What needs to be done> Repeat each line exactly as it is written.

•••

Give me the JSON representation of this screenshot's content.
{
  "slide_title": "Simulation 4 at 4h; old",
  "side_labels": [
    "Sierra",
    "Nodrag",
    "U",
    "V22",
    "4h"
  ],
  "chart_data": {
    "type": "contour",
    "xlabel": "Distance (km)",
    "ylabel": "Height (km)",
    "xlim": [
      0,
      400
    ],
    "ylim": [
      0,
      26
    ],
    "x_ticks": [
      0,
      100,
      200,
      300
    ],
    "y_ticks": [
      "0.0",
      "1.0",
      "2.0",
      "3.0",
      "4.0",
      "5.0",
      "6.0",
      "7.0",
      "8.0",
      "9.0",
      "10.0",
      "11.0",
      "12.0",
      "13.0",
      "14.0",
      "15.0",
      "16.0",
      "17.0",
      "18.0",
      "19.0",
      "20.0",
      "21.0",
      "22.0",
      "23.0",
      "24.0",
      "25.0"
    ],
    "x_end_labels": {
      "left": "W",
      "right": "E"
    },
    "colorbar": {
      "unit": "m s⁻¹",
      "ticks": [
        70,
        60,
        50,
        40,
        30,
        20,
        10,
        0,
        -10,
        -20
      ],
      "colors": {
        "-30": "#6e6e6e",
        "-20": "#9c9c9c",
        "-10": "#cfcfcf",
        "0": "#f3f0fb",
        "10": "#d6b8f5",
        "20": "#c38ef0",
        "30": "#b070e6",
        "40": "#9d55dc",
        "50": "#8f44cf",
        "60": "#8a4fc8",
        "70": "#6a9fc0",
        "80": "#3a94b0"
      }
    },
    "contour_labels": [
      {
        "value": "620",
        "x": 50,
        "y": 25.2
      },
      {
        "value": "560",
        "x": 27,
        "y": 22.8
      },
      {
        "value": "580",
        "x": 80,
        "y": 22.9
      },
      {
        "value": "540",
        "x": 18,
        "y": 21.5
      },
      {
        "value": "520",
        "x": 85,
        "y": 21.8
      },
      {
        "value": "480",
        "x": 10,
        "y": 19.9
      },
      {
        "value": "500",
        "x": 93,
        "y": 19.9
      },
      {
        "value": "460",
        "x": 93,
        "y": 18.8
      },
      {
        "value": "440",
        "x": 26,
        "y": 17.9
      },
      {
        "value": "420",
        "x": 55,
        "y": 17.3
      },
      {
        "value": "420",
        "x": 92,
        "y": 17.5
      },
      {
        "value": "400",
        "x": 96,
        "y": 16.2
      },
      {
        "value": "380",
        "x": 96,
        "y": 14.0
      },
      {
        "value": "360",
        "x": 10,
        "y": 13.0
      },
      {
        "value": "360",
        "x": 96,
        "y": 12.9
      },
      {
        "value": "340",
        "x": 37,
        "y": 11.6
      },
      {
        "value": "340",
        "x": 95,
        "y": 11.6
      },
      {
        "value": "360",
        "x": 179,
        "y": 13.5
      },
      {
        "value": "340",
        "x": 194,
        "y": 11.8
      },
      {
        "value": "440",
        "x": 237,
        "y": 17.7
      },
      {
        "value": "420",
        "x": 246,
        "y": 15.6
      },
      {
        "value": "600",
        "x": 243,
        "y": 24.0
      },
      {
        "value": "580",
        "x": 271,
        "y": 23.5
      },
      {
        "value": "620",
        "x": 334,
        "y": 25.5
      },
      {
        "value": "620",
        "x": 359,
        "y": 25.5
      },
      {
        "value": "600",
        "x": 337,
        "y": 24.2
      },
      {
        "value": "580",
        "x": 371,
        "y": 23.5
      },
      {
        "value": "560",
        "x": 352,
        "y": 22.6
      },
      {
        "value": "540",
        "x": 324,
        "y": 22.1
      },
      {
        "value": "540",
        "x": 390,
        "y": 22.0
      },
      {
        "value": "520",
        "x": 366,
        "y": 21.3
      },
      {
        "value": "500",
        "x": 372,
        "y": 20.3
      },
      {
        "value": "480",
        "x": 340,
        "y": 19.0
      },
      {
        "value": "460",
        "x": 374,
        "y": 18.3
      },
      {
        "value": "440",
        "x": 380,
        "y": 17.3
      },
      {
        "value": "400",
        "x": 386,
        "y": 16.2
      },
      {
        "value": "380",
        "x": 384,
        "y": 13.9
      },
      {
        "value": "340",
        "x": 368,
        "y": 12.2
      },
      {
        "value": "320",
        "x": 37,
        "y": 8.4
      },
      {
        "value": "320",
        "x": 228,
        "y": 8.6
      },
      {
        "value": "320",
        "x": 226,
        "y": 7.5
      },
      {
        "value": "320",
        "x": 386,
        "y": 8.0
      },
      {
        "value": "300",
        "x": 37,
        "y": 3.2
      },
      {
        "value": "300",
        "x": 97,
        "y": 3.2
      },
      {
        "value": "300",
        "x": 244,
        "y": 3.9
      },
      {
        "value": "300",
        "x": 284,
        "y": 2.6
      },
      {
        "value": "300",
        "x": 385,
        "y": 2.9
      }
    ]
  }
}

•••

Solution to this problem>
Give me the JSON representation of this screenshot's content.
{
  "slide_title": "Simulation 4 at 4h; old",
  "side_labels": [
    "Sierra",
    "Nodrag",
    "U",
    "V22",
    "4h"
  ],
  "chart_data": {
    "type": "contour",
    "xlabel": "Distance (km)",
    "ylabel": "Height (km)",
    "xlim": [
      0,
      400
    ],
    "ylim": [
      0,
      26
    ],
    "x_ticks": [
      0,
      100,
      200,
      300
    ],
    "y_ticks": [
      "0.0",
      "1.0",
      "2.0",
      "3.0",
      "4.0",
      "5.0",
      "6.0",
      "7.0",
      "8.0",
      "9.0",
      "10.0",
      "11.0",
      "12.0",
      "13.0",
      "14.0",
      "15.0",
      "16.0",
      "17.0",
      "18.0",
      "19.0",
      "20.0",
      "21.0",
      "22.0",
      "23.0",
      "24.0",
      "25.0"
    ],
    "x_end_labels": {
      "left": "W",
      "right": "E"
    },
    "colorbar": {
      "unit": "m s⁻¹",
      "ticks": [
        70,
        60,
        50,
        40,
        30,
        20,
        10,
        0,
        -10,
        -20
      ],
      "colors": {
        "-30": "#6e6e6e",
        "-20": "#9c9c9c",
        "-10": "#cfcfcf",
        "0": "#f3f0fb",
        "10": "#d6b8f5",
        "20": "#c38ef0",
        "30": "#b070e6",
        "40": "#9d55dc",
        "50": "#8f44cf",
        "60": "#8a4fc8",
        "70": "#6a9fc0",
        "80": "#3a94b0"
      }
    },
    "contour_labels": [
      {
        "value": "620",
        "x": 50,
        "y": 25.2
      },
      {
        "value": "560",
        "x": 27,
        "y": 22.8
      },
      {
        "value": "580",
        "x": 80,
        "y": 22.9
      },
      {
        "value": "540",
        "x": 18,
        "y": 21.5
      },
      {
        "value": "520",
        "x": 85,
        "y": 21.8
      },
      {
        "value": "480",
        "x": 10,
        "y": 19.9
      },
      {
        "value": "500",
        "x": 93,
        "y": 19.9
      },
      {
        "value": "460",
        "x": 93,
        "y": 18.8
      },
      {
        "value": "440",
        "x": 26,
        "y": 17.9
      },
      {
        "value": "420",
        "x": 55,
        "y": 17.3
      },
      {
        "value": "420",
        "x": 92,
        "y": 17.5
      },
      {
        "value": "400",
        "x": 96,
        "y": 16.2
      },
      {
        "value": "380",
        "x": 96,
        "y": 14.0
      },
      {
        "value": "360",
        "x": 10,
        "y": 13.0
      },
      {
        "value": "360",
        "x": 96,
        "y": 12.9
      },
      {
        "value": "340",
        "x": 37,
        "y": 11.6
      },
      {
        "value": "340",
        "x": 95,
        "y": 11.6
      },
      {
        "value": "360",
        "x": 179,
        "y": 13.5
      },
      {
        "value": "340",
        "x": 194,
        "y": 11.8
      },
      {
        "value": "440",
        "x": 237,
        "y": 17.7
      },
      {
        "value": "420",
        "x": 246,
        "y": 15.6
      },
      {
        "value": "600",
        "x": 243,
        "y": 24.0
      },
      {
        "value": "580",
        "x": 271,
        "y": 23.5
      },
      {
        "value": "620",
        "x": 334,
        "y": 25.5
      },
      {
        "value": "620",
        "x": 359,
        "y": 25.5
      },
      {
        "value": "600",
        "x": 337,
        "y": 24.2
      },
      {
        "value": "580",
        "x": 371,
        "y": 23.5
      },
      {
        "value": "560",
        "x": 352,
        "y": 22.6
      },
      {
        "value": "540",
        "x": 324,
        "y": 22.1
      },
      {
        "value": "540",
        "x": 390,
        "y": 22.0
      },
      {
        "value": "520",
        "x": 366,
        "y": 21.3
      },
      {
        "value": "500",
        "x": 372,
        "y": 20.3
      },
      {
        "value": "480",
        "x": 340,
        "y": 19.0
      },
      {
        "value": "460",
        "x": 374,
        "y": 18.3
      },
      {
        "value": "440",
        "x": 380,
        "y": 17.3
      },
      {
        "value": "400",
        "x": 386,
        "y": 16.2
      },
      {
        "value": "380",
        "x": 384,
        "y": 13.9
      },
      {
        "value": "340",
        "x": 368,
        "y": 12.2
      },
      {
        "value": "320",
        "x": 37,
        "y": 8.4
      },
      {
        "value": "320",
        "x": 228,
        "y": 8.6
      },
      {
        "value": "320",
        "x": 226,
        "y": 7.5
      },
      {
        "value": "320",
        "x": 386,
        "y": 8.0
      },
      {
        "value": "300",
        "x": 37,
        "y": 3.2
      },
      {
        "value": "300",
        "x": 97,
        "y": 3.2
      },
      {
        "value": "300",
        "x": 244,
        "y": 3.9
      },
      {
        "value": "300",
        "x": 284,
        "y": 2.6
      },
      {
        "value": "300",
        "x": 385,
        "y": 2.9
      }
    ]
  }
}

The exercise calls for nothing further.